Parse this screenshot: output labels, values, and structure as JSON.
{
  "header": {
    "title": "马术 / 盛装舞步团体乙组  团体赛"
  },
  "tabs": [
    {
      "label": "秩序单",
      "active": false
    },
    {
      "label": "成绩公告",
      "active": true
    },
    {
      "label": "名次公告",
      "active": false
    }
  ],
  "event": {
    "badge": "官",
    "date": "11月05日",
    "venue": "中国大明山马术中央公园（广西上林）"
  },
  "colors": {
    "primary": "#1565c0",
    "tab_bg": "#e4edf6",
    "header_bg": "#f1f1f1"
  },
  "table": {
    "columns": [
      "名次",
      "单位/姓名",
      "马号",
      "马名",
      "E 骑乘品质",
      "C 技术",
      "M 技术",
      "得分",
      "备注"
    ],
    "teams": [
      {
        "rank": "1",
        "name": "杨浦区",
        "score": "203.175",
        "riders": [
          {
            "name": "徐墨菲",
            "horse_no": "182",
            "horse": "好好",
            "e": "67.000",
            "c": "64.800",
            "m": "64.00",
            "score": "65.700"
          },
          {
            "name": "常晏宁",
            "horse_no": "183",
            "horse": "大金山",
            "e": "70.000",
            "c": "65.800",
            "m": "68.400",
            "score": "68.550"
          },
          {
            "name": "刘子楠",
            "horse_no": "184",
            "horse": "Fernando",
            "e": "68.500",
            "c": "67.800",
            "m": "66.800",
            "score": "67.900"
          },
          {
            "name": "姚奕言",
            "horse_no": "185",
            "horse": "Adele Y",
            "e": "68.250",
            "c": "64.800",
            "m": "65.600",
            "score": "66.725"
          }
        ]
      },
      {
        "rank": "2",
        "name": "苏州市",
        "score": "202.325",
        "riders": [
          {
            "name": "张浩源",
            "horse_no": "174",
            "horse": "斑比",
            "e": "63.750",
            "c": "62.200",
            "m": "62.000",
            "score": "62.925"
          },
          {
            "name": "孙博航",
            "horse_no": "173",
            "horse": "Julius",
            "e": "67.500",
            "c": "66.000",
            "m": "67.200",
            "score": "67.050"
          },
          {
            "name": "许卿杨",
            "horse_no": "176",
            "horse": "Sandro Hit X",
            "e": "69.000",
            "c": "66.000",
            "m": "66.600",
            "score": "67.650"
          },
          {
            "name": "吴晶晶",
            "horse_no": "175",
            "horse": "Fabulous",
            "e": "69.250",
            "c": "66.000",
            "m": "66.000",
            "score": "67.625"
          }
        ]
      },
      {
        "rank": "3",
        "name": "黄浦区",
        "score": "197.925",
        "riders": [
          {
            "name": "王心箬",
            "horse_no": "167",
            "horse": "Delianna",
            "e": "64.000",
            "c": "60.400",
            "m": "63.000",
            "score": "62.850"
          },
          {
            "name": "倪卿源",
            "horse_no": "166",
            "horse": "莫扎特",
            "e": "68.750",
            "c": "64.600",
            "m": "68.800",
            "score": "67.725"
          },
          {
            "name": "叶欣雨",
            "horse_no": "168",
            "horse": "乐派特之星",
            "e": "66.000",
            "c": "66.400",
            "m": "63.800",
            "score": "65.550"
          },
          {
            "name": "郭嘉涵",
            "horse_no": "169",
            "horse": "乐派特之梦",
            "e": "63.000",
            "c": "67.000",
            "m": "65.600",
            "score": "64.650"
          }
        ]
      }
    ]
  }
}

---

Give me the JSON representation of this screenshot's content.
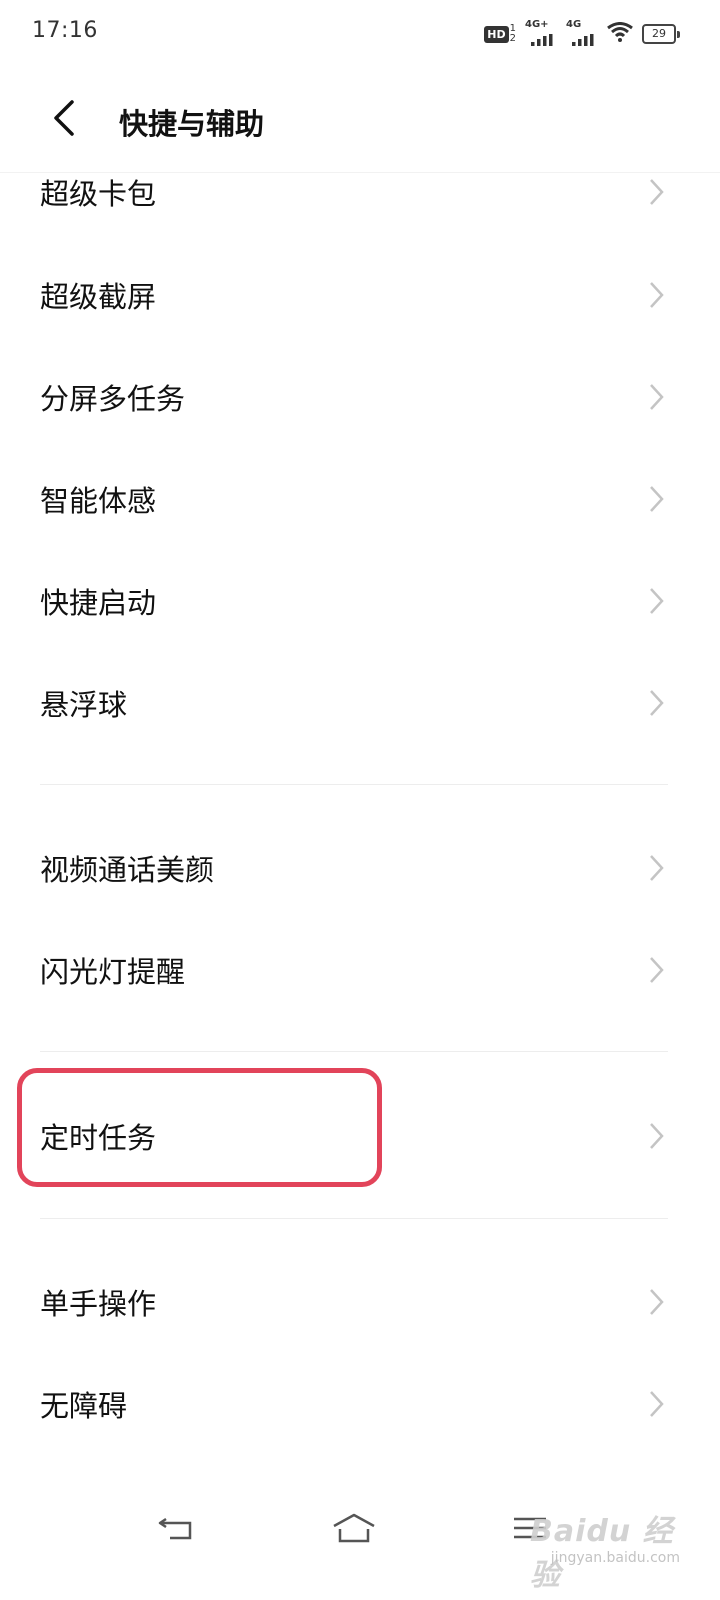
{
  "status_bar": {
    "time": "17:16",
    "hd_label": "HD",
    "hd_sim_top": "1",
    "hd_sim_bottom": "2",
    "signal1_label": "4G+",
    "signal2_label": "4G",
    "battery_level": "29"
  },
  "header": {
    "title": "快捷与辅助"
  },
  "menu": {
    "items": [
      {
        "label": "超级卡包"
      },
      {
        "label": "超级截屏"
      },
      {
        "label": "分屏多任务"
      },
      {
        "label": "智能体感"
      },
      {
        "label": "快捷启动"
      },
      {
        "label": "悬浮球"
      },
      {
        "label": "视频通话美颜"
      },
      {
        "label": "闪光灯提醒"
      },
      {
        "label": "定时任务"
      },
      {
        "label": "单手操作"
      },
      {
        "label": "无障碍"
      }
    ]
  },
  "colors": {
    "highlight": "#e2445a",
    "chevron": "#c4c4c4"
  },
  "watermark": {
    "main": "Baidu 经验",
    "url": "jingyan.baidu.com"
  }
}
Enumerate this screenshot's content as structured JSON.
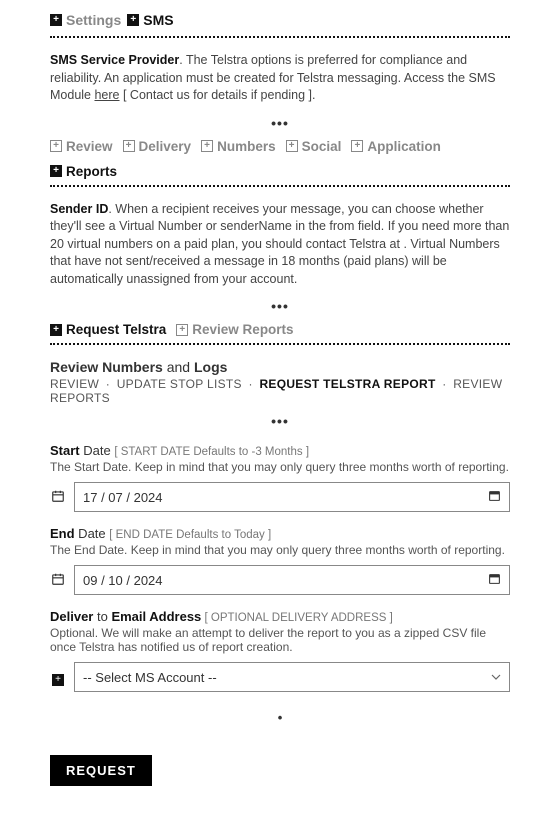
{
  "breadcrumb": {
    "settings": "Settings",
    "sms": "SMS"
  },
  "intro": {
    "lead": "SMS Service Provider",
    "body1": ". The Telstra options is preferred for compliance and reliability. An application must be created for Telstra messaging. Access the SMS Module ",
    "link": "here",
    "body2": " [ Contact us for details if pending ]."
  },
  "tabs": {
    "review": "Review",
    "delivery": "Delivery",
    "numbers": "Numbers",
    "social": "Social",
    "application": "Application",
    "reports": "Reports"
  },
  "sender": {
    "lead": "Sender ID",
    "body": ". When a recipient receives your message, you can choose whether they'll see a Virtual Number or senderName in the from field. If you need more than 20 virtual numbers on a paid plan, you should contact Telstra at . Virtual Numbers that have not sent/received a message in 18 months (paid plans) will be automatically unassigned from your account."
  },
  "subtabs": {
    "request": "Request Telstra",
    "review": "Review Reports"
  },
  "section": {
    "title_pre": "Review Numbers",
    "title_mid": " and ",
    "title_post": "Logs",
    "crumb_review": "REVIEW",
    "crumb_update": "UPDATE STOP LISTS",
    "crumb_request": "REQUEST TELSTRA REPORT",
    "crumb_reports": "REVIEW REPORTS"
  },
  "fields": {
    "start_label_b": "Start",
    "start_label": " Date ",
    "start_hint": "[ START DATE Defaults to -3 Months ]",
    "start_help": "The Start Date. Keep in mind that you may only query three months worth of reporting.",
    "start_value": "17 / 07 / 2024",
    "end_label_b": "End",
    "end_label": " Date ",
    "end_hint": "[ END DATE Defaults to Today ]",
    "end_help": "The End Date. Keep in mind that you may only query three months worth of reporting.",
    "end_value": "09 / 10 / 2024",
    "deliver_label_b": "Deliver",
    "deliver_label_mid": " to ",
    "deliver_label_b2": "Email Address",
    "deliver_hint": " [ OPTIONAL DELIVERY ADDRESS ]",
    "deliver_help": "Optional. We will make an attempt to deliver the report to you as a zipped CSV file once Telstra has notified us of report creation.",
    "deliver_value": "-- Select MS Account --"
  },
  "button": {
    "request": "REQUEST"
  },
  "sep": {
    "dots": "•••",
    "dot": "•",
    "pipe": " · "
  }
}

• [Task statement] Count each line where the string "application" occurs, and write only the number.

• [Task answer] 2